■ Your task ■
Reproduce every entry below word for word, leaving the pictures out of your answer.

(Element location listings)
%%
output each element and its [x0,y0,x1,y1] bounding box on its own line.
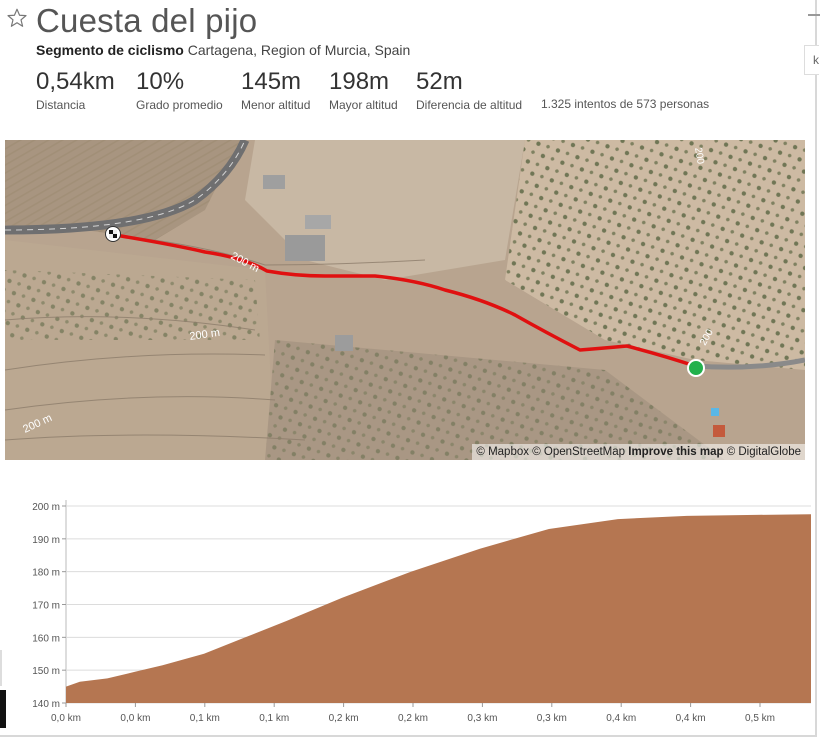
stat-label: Grado promedio [136,98,223,112]
x-tick-label: 0,0 km [51,713,81,724]
x-tick-label: 0,5 km [745,713,775,724]
x-tick-label: 0,4 km [676,713,706,724]
elevation-profile-chart: 140 m 150 m 160 m 170 m 180 m 190 m 200 m 0,0 … [0,488,823,741]
stat-max-altitude: 198m Mayor altitud [329,68,398,113]
start-marker-icon[interactable] [687,359,705,377]
side-tab-label: k [813,53,819,67]
side-road [694,357,805,370]
road-markings [5,140,246,231]
attribution-mapbox-link[interactable]: © Mapbox [476,446,529,458]
x-tick-label: 0,1 km [259,713,289,724]
stat-label: Mayor altitud [329,98,398,112]
y-tick-label: 160 m [32,633,60,644]
stat-label: Menor altitud [241,98,311,112]
building [305,215,331,229]
contour-line [114,234,426,266]
contour-line [5,316,256,331]
elevation-chart-svg: 140 m 150 m 160 m 170 m 180 m 190 m 200 m 0,0 … [32,500,811,724]
attempts-count: 1.325 intentos de 573 personas [541,97,710,111]
orchard-trees [505,140,805,370]
side-tab[interactable]: k [804,45,819,75]
x-tick-label: 0,3 km [537,713,567,724]
stat-value: 10% [136,68,185,95]
edge-artifact [0,650,2,686]
contour-label: 200 m [189,327,221,343]
finish-flag-icon[interactable] [105,226,121,242]
roof [713,425,725,437]
route-line [113,233,697,368]
stat-value: 198m [329,68,390,95]
contour-line [5,353,266,371]
y-tick-label: 200 m [32,502,60,513]
valley-trees [265,340,725,460]
contour-label: 200 [692,147,706,166]
stat-value: 0,54km [36,68,115,95]
segment-title: Cuesta del pijo [36,2,258,39]
y-tick-label: 170 m [32,601,60,612]
x-tick-label: 0,2 km [329,713,359,724]
terrain-field-rows [5,140,240,240]
pool [711,408,719,416]
hill-trees [5,270,260,340]
attribution-digitalglobe-link[interactable]: © DigitalGlobe [726,446,801,458]
elevation-area [66,514,811,703]
y-tick-label: 150 m [32,666,60,677]
stat-distance: 0,54km Distancia [36,68,115,113]
y-tick-label: 140 m [32,699,60,710]
x-tick-label: 0,2 km [398,713,428,724]
segment-location: Cartagena, Region of Murcia, Spain [187,42,411,58]
x-tick-label: 0,3 km [467,713,497,724]
improve-map-link[interactable]: Improve this map [628,446,724,458]
building [335,335,353,351]
edge-artifact [0,690,6,728]
x-tick-label: 0,1 km [190,713,220,724]
x-tick-label: 0,0 km [120,713,150,724]
segment-type: Segmento de ciclismo [36,42,184,58]
building [285,235,325,261]
stat-value: 145m [241,68,302,95]
star-outline-icon[interactable] [6,7,28,29]
side-divider [808,14,820,16]
y-tick-label: 190 m [32,535,60,546]
contour-line [5,396,276,411]
stat-elevation-diff: 52m Diferencia de altitud [416,68,522,113]
stat-grade: 10% Grado promedio [136,68,223,113]
y-tick-label: 180 m [32,568,60,579]
stat-label: Distancia [36,98,86,112]
attribution-osm-link[interactable]: © OpenStreetMap [532,446,626,458]
satellite-map: 200 m 200 m 200 m 200 200 [5,140,805,460]
stat-label: Diferencia de altitud [416,98,523,112]
map-attribution: © Mapbox © OpenStreetMap Improve this ma… [472,444,805,460]
building [263,175,285,189]
segment-subtitle: Segmento de ciclismo Cartagena, Region o… [36,42,410,58]
contour-line [5,434,306,441]
stat-value: 52m [416,68,463,95]
stat-min-altitude: 145m Menor altitud [241,68,310,113]
segment-map[interactable]: 200 m 200 m 200 m 200 200 © Mapbox © Ope… [5,140,805,460]
x-tick-label: 0,4 km [606,713,636,724]
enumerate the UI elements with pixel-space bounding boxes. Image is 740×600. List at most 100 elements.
%%
■ Complete answer ■
output each element and its [x0,y0,x1,y1] bounding box on its own line.
stat-label: Grado promedio [136,98,223,112]
x-tick-label: 0,0 km [51,713,81,724]
x-tick-label: 0,5 km [745,713,775,724]
x-tick-label: 0,4 km [676,713,706,724]
elevation-profile-chart: 140 m 150 m 160 m 170 m 180 m 190 m 200 m 0,0 … [0,488,823,741]
stat-max-altitude: 198m Mayor altitud [329,68,398,113]
start-marker-icon[interactable] [687,359,705,377]
side-tab-label: k [813,53,819,67]
side-road [694,357,805,370]
road-markings [5,140,246,231]
attribution-mapbox-link[interactable]: © Mapbox [476,446,529,458]
x-tick-label: 0,1 km [259,713,289,724]
stat-label: Mayor altitud [329,98,398,112]
y-tick-label: 160 m [32,633,60,644]
stat-label: Menor altitud [241,98,311,112]
building [305,215,331,229]
contour-line [114,234,426,266]
contour-line [5,316,256,331]
elevation-chart-svg: 140 m 150 m 160 m 170 m 180 m 190 m 200 m 0,0 … [32,500,811,724]
attempts-count: 1.325 intentos de 573 personas [541,97,710,111]
orchard-trees [505,140,805,370]
side-tab[interactable]: k [804,45,819,75]
x-tick-label: 0,3 km [537,713,567,724]
stat-value: 10% [136,68,185,95]
edge-artifact [0,650,2,686]
contour-label: 200 m [189,327,221,343]
finish-flag-icon[interactable] [105,226,121,242]
roof [713,425,725,437]
route-line [113,233,697,368]
stat-value: 198m [329,68,390,95]
contour-line [5,353,266,371]
y-tick-label: 200 m [32,502,60,513]
valley-trees [265,340,725,460]
contour-label: 200 [692,147,706,166]
stat-value: 0,54km [36,68,115,95]
segment-title: Cuesta del pijo [36,2,258,39]
y-tick-label: 170 m [32,601,60,612]
x-tick-label: 0,2 km [329,713,359,724]
terrain-field-rows [5,140,240,240]
pool [711,408,719,416]
hill-trees [5,270,260,340]
attribution-digitalglobe-link[interactable]: © DigitalGlobe [726,446,801,458]
elevation-area [66,514,811,703]
y-tick-label: 150 m [32,666,60,677]
stat-distance: 0,54km Distancia [36,68,115,113]
y-tick-label: 140 m [32,699,60,710]
x-tick-label: 0,2 km [398,713,428,724]
segment-location: Cartagena, Region of Murcia, Spain [187,42,411,58]
x-tick-label: 0,3 km [467,713,497,724]
improve-map-link[interactable]: Improve this map [628,446,724,458]
building [335,335,353,351]
edge-artifact [0,690,6,728]
x-tick-label: 0,1 km [190,713,220,724]
x-tick-label: 0,0 km [120,713,150,724]
segment-type: Segmento de ciclismo [36,42,184,58]
building [285,235,325,261]
stat-value: 145m [241,68,302,95]
star-outline-icon[interactable] [6,7,28,29]
side-divider [808,14,820,16]
y-tick-label: 190 m [32,535,60,546]
contour-line [5,396,276,411]
stat-elevation-diff: 52m Diferencia de altitud [416,68,522,113]
stat-grade: 10% Grado promedio [136,68,223,113]
y-tick-label: 180 m [32,568,60,579]
stat-label: Distancia [36,98,86,112]
attribution-osm-link[interactable]: © OpenStreetMap [532,446,626,458]
satellite-map: 200 m 200 m 200 m 200 200 [5,140,805,460]
stat-label: Diferencia de altitud [416,98,523,112]
map-attribution: © Mapbox © OpenStreetMap Improve this ma… [472,444,805,460]
building [263,175,285,189]
segment-subtitle: Segmento de ciclismo Cartagena, Region o… [36,42,410,58]
contour-line [5,434,306,441]
stat-value: 52m [416,68,463,95]
stat-min-altitude: 145m Menor altitud [241,68,310,113]
segment-map[interactable]: 200 m 200 m 200 m 200 200 © Mapbox © Ope… [5,140,805,460]
x-tick-label: 0,4 km [606,713,636,724]
enumerate the UI elements with pixel-space bounding boxes. Image is 740×600. List at most 100 elements.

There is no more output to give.